Aim — Copy out all lines of the records in which the word "грудью" appears.

Data listing —
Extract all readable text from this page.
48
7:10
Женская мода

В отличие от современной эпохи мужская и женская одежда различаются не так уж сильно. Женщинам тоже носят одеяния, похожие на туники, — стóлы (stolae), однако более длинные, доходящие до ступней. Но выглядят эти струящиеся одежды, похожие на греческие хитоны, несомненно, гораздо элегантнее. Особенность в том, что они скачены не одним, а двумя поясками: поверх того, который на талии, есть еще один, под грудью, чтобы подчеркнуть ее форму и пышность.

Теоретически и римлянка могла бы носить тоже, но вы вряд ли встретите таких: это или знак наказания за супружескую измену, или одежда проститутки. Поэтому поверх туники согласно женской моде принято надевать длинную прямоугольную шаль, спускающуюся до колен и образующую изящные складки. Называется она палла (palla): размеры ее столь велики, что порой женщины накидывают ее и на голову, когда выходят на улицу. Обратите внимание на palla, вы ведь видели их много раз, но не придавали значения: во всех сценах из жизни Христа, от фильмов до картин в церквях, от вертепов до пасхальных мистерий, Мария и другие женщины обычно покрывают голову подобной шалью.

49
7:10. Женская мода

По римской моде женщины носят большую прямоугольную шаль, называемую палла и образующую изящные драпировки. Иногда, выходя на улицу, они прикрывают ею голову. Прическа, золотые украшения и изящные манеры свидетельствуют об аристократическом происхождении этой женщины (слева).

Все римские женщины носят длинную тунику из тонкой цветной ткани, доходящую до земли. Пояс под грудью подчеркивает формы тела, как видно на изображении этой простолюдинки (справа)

Response to the exercise —
В отличие от современной эпохи мужская и женская одежда различаются не так уж сильно. Женщинам тоже носят одеяния, похожие на туники, — стóлы (stolae), однако более длинные, доходящие до ступней. Но выглядят эти струящиеся одежды, похожие на греческие хитоны, несомненно, гораздо элегантнее. Особенность в том, что они скачены не одним, а двумя поясками: поверх того, который на талии, есть еще один, под грудью, чтобы подчеркнуть ее форму и пышность.
Все римские женщины носят длинную тунику из тонкой цветной ткани, доходящую до земли. Пояс под грудью подчеркивает формы тела, как видно на изображении этой простолюдинки (справа)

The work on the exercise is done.